## RECORDED DATA
● ● ● ● ● ● ●
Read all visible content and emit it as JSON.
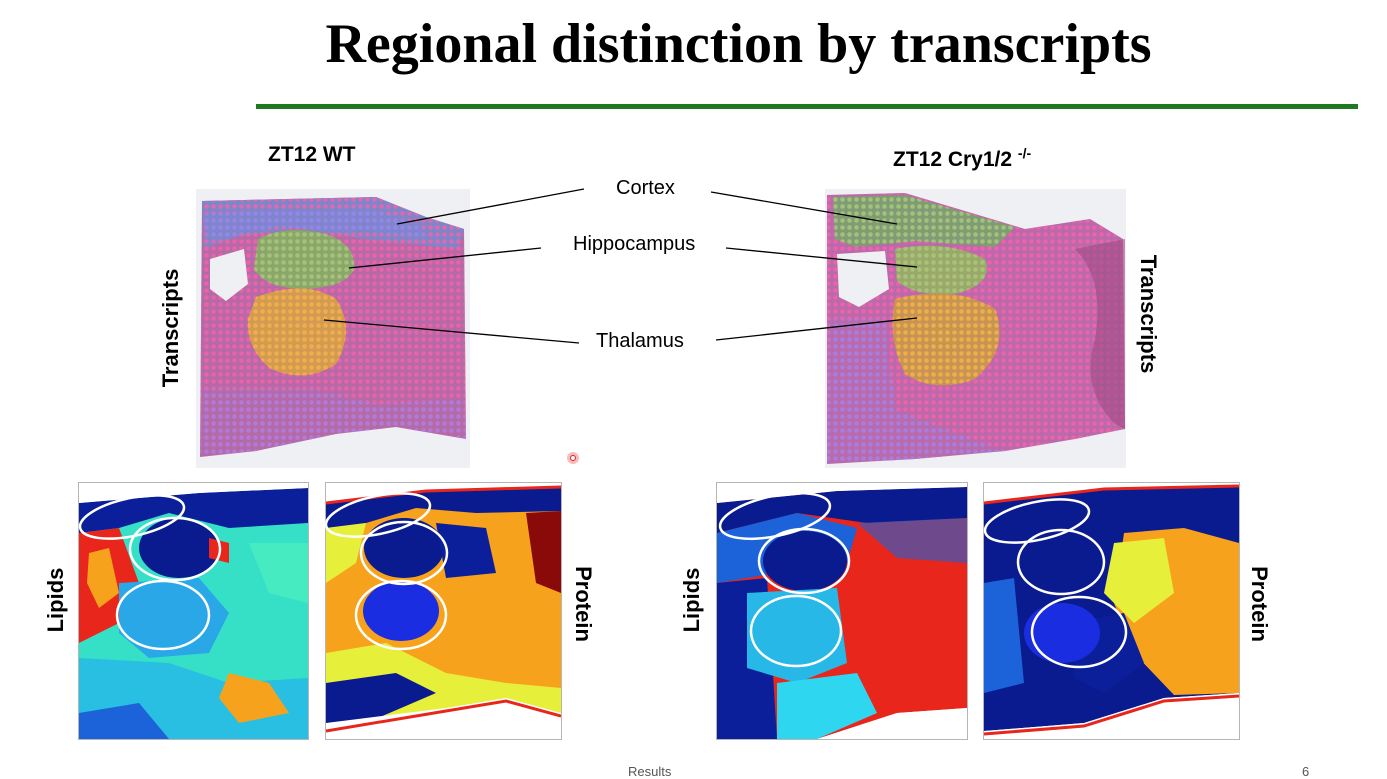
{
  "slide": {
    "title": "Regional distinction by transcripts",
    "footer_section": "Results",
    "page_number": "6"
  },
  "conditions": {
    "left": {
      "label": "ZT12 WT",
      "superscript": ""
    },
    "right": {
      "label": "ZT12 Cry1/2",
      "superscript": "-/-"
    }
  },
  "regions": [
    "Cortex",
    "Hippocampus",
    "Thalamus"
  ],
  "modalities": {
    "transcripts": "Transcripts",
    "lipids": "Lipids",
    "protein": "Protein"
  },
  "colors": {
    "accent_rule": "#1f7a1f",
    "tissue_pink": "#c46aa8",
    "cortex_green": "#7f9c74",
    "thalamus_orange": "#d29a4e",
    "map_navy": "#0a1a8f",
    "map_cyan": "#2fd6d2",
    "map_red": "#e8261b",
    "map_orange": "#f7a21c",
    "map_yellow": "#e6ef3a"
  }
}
● ● ● ● ● ● ●
## TASK OBJECTIVE
Answer with the number alone after working out how many lines in the records contain the string "transcripts".

## OUTPUT OF THE EXERCISE
2